__GIVEN EXERCISE__.
Extract the lines that carry the string "Confirmed" from the listing.
****************************************
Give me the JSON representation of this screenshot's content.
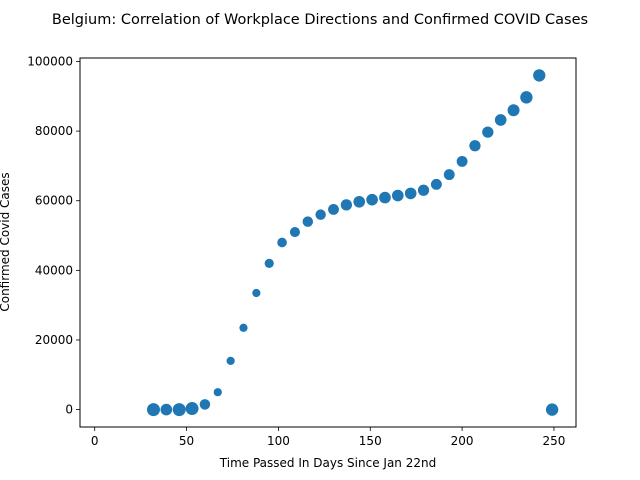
{
  "chart_data": {
    "type": "scatter",
    "title": "Belgium: Correlation of Workplace Directions and Confirmed COVID Cases",
    "xlabel": "Time Passed In Days Since Jan 22nd",
    "ylabel": "Confirmed Covid Cases",
    "xlim": [
      -8,
      262
    ],
    "ylim": [
      -5000,
      101000
    ],
    "xticks": [
      0,
      50,
      100,
      150,
      200,
      250
    ],
    "yticks": [
      0,
      20000,
      40000,
      60000,
      80000,
      100000
    ],
    "grid": false,
    "color": "#1f77b4",
    "points": [
      {
        "x": 32,
        "y": 0,
        "s": 100
      },
      {
        "x": 39,
        "y": 0,
        "s": 80
      },
      {
        "x": 46,
        "y": 0,
        "s": 100
      },
      {
        "x": 53,
        "y": 300,
        "s": 100
      },
      {
        "x": 60,
        "y": 1500,
        "s": 65
      },
      {
        "x": 67,
        "y": 5000,
        "s": 40
      },
      {
        "x": 74,
        "y": 14000,
        "s": 40
      },
      {
        "x": 81,
        "y": 23500,
        "s": 40
      },
      {
        "x": 88,
        "y": 33500,
        "s": 40
      },
      {
        "x": 95,
        "y": 42000,
        "s": 50
      },
      {
        "x": 102,
        "y": 48000,
        "s": 55
      },
      {
        "x": 109,
        "y": 51000,
        "s": 60
      },
      {
        "x": 116,
        "y": 54000,
        "s": 65
      },
      {
        "x": 123,
        "y": 56000,
        "s": 65
      },
      {
        "x": 130,
        "y": 57500,
        "s": 70
      },
      {
        "x": 137,
        "y": 58800,
        "s": 75
      },
      {
        "x": 144,
        "y": 59700,
        "s": 80
      },
      {
        "x": 151,
        "y": 60300,
        "s": 80
      },
      {
        "x": 158,
        "y": 60900,
        "s": 80
      },
      {
        "x": 165,
        "y": 61500,
        "s": 80
      },
      {
        "x": 172,
        "y": 62100,
        "s": 80
      },
      {
        "x": 179,
        "y": 63000,
        "s": 75
      },
      {
        "x": 186,
        "y": 64700,
        "s": 70
      },
      {
        "x": 193,
        "y": 67500,
        "s": 70
      },
      {
        "x": 200,
        "y": 71300,
        "s": 70
      },
      {
        "x": 207,
        "y": 75800,
        "s": 75
      },
      {
        "x": 214,
        "y": 79700,
        "s": 75
      },
      {
        "x": 221,
        "y": 83200,
        "s": 80
      },
      {
        "x": 228,
        "y": 86000,
        "s": 85
      },
      {
        "x": 235,
        "y": 89700,
        "s": 90
      },
      {
        "x": 242,
        "y": 96000,
        "s": 90
      },
      {
        "x": 249,
        "y": 0,
        "s": 90
      }
    ]
  }
}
****************************************
__FULL ANSWER__.
    "title": "Belgium: Correlation of Workplace Directions and Confirmed COVID Cases",
    "ylabel": "Confirmed Covid Cases",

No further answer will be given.